-- Begin ENTRIES SHOWN --
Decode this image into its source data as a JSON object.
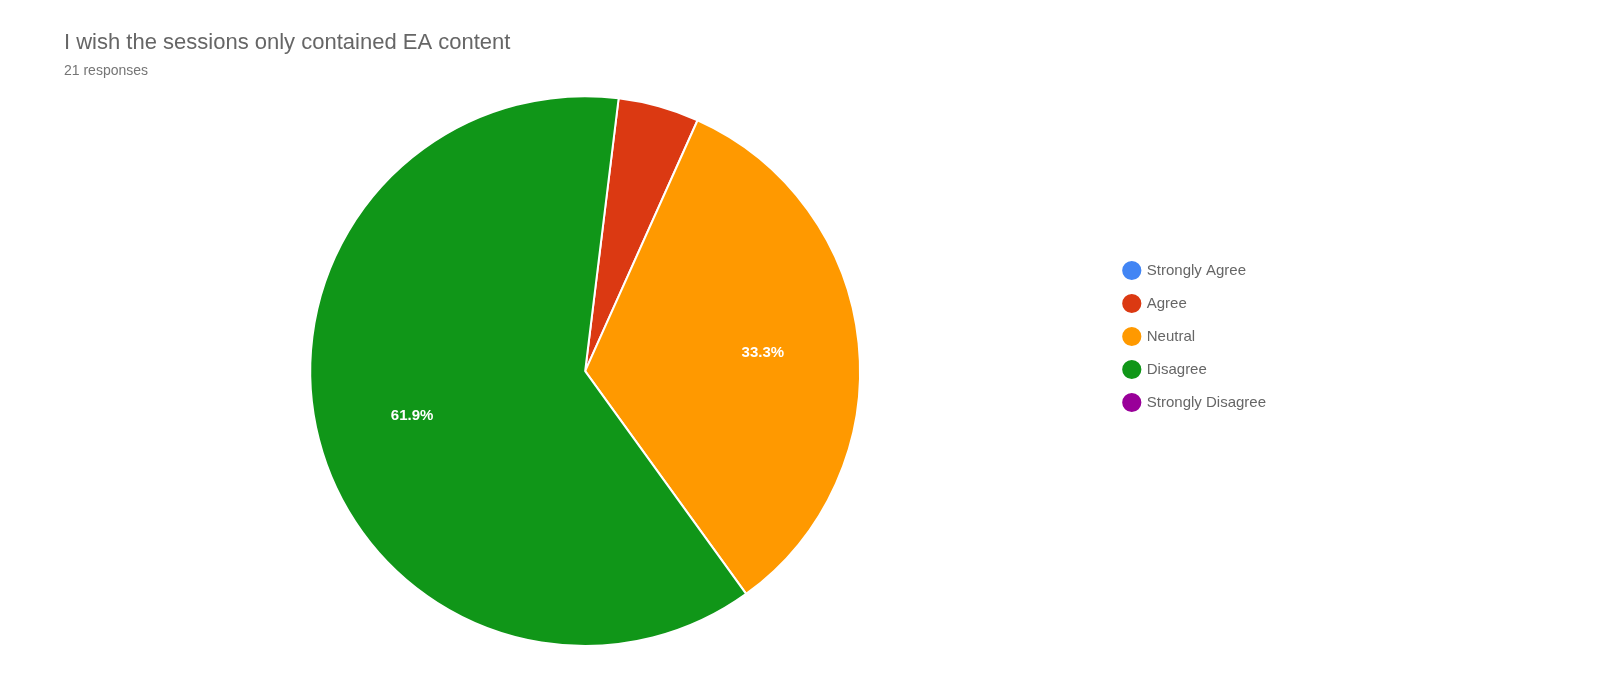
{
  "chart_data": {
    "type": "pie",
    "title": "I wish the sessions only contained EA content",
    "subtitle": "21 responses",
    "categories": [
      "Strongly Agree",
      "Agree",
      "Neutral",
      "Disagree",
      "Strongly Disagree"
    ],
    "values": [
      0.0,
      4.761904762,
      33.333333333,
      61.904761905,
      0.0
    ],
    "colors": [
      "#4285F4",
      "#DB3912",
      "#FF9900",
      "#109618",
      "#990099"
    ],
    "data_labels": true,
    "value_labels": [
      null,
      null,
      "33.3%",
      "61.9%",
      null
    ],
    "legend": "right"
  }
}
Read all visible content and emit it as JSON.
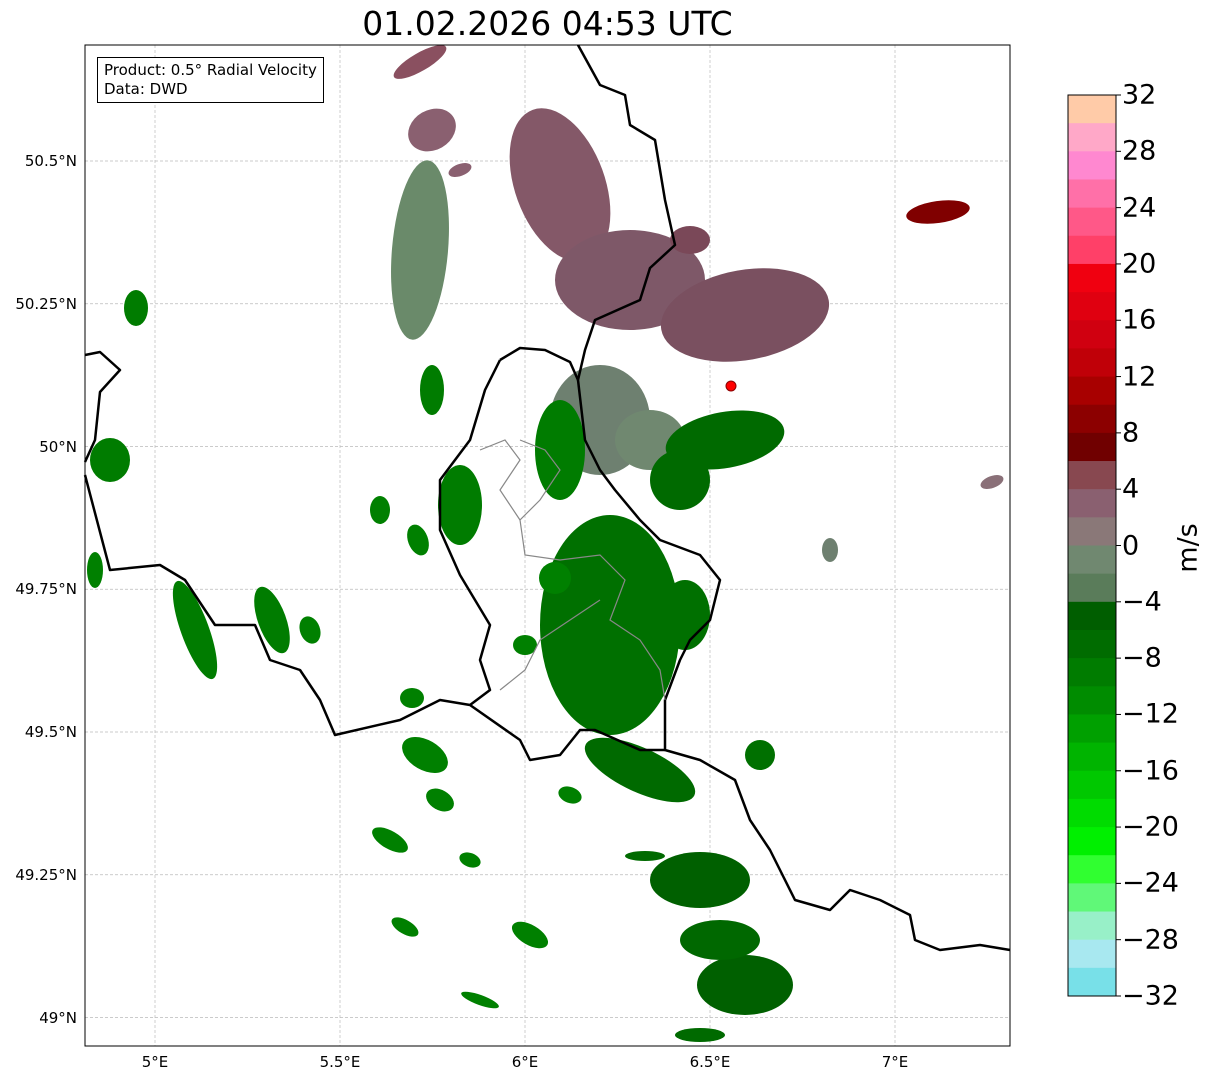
-- End ENTRIES SHOWN --
-- Begin ENTRIES SHOWN --
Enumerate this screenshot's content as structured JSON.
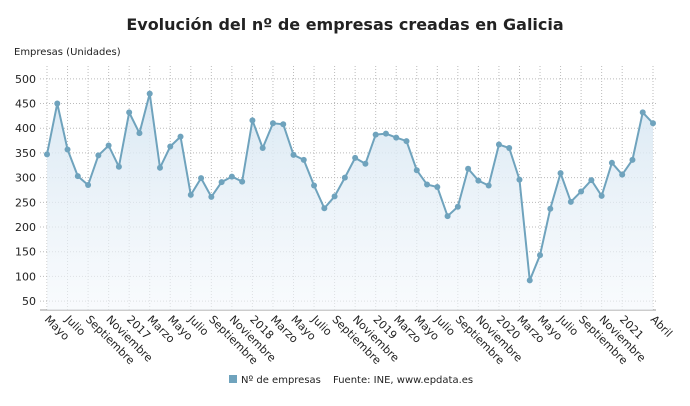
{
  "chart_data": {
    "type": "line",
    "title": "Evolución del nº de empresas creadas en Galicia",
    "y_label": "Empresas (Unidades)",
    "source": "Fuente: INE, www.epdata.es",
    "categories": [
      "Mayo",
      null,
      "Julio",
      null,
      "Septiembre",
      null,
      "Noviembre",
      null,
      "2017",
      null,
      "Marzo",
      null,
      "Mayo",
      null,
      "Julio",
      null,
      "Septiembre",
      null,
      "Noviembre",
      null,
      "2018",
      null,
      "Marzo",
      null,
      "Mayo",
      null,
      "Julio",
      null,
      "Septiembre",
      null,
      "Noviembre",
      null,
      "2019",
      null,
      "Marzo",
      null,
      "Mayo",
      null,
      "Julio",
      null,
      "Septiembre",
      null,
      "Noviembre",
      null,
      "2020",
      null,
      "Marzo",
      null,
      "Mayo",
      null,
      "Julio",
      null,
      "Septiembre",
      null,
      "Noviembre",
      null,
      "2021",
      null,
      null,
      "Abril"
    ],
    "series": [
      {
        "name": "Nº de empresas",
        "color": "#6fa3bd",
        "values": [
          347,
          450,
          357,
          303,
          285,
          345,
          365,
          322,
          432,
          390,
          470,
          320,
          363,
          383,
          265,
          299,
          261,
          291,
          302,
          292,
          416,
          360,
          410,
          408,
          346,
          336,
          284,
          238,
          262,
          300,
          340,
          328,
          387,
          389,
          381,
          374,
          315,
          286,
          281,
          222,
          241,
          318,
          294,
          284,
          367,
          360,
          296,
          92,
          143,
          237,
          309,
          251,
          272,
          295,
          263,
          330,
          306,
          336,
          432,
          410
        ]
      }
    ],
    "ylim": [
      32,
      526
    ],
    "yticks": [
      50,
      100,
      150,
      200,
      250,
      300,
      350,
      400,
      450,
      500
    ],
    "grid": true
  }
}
-- End ENTRIES SHOWN --
REQUIREMENT:
Extract the stretch of lines that begins at the line with "Decode this image" and ends at the line with "Read all visible content and emit it as JSON.", inclusive. Omit every picture.

ANSWER TO THE EXERCISE:
Decode this image into its source data as a JSON object.
{
  "chart_data": {
    "type": "pie",
    "title": "I wish the sessions only contained EA content",
    "subtitle": "21 responses",
    "categories": [
      "Strongly Agree",
      "Agree",
      "Neutral",
      "Disagree",
      "Strongly Disagree"
    ],
    "values": [
      0.0,
      4.761904762,
      33.333333333,
      61.904761905,
      0.0
    ],
    "colors": [
      "#4285F4",
      "#DB3912",
      "#FF9900",
      "#109618",
      "#990099"
    ],
    "data_labels": true,
    "value_labels": [
      null,
      null,
      "33.3%",
      "61.9%",
      null
    ],
    "legend": "right"
  }
}
Read all visible content and emit it as JSON.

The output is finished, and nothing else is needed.